== EXTRACT PROVIDED ==
The idea of the Swiss cheese model, put forth by James T. Reason, is that there’s a number of steps between events and an undesirable outcome… multiple opportunities or defenses to avoid a poor outcome, in other words.
Each of these defenses is not 100% fool-proof—hence the holes in the cheese—but the existence of multiple defenses reduces the likelihood of poor outcomes (depicted in the image by an arrow striking a solid piece of cheese). However, if the holes of the cheese line up just right, some events can make it all the way through.
As a sailor who is keen to avoid undesirable outcomes, it’s a good model to consider.
The individual slices of cheese might be a checklist, a process, an individual’s judgment, the crew’s communication, amount of experience and practice, etc. Things that could affect the sizes of the holes in the cheese—or remove slices altogether—include taking a shortcut, cutting a corner, making decisions while fatigued or stressed, loss of situational awareness, and so on.
This is why, for example, I strive to have a reliable and repeatable anchoring process which, among other safeguards, assumes winds can reach up to 35 knots. When performed every time, the process reduces the effect that my personal state (i.e. being tired) will have on the outcome… even when the unexpected—or the unforecast—occurs.
Risk can never be completely eliminated. But tools like the Swiss cheese model can help stack the odds in your favor.
(Image by Ben Aveling, made available under the CC BY-SA 4.0 license.)
===
== EXERCISE DATA ==
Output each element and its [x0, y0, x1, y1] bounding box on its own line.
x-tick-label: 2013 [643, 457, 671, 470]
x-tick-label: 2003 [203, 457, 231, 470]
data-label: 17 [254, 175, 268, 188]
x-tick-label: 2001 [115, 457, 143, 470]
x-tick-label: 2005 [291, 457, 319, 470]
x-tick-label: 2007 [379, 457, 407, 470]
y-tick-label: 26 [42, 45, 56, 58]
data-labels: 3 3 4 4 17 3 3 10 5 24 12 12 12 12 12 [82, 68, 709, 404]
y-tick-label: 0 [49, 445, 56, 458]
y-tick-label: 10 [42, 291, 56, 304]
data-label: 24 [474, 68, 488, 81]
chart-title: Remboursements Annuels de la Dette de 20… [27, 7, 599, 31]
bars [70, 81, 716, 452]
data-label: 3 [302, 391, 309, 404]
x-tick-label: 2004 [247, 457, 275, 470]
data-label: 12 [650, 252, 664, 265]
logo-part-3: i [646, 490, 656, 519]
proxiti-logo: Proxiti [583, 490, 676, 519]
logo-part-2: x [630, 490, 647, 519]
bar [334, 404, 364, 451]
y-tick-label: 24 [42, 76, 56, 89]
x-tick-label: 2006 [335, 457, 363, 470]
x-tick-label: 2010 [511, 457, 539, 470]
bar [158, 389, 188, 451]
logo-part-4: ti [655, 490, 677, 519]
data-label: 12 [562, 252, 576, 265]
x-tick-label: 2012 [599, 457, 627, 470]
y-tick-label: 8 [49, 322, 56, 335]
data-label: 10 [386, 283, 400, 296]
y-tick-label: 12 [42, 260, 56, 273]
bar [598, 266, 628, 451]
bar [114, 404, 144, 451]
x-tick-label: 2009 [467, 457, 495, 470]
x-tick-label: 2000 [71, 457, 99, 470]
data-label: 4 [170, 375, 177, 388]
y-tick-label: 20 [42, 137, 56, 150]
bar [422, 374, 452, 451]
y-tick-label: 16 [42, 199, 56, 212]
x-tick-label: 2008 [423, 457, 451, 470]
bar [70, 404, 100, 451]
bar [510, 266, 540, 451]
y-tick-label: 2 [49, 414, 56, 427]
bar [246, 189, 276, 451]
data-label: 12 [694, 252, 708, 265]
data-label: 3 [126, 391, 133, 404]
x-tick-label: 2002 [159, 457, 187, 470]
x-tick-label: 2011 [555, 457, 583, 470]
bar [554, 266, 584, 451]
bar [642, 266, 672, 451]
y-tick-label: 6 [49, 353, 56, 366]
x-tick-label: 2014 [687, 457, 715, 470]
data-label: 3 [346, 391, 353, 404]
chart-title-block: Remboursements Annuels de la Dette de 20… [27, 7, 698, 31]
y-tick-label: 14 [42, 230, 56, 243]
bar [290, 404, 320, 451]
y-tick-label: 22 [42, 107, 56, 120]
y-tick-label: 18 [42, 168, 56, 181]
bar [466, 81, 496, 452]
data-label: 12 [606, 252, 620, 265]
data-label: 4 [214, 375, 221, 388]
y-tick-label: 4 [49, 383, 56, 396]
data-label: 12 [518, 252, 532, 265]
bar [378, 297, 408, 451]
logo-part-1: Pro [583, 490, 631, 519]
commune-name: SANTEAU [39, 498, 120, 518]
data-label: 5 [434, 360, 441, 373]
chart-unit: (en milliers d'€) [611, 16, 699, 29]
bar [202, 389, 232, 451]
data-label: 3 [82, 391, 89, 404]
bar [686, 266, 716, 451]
===
INSTRUCTIONS:
1. For the piece on the Swiss cheese model, decide whether each statement agrees with it, answering yes or no and quoting the words that decide it: (a) James T. Reason put forth the Swiss cheese model. (b) The anchoring process assumes winds can reach up to 25 knots. (c) Risk can be completely eliminated.
2. Duplicate the part of the piece on the Swiss cheese model that begins at the words "The individual slices" and stops after "in your favor.".

ANSWERS TO THIS EXERCISE:
1.
(a) Yes: "put forth by James T. Reason"
(b) No: "assumes winds can reach up to 35 knots"
(c) No: "Risk can never be completely eliminated."

2.
The individual slices of cheese might be a checklist, a process, an individual’s judgment, the crew’s communication, amount of experience and practice, etc. Things that could affect the sizes of the holes in the cheese—or remove slices altogether—include taking a shortcut, cutting a corner, making decisions while fatigued or stressed, loss of situational awareness, and so on.
This is why, for example, I strive to have a reliable and repeatable anchoring process which, among other safeguards, assumes winds can reach up to 35 knots. When performed every time, the process reduces the effect that my personal state (i.e. being tired) will have on the outcome… even when the unexpected—or the unforecast—occurs.
Risk can never be completely eliminated. But tools like the Swiss cheese model can help stack the odds in your favor.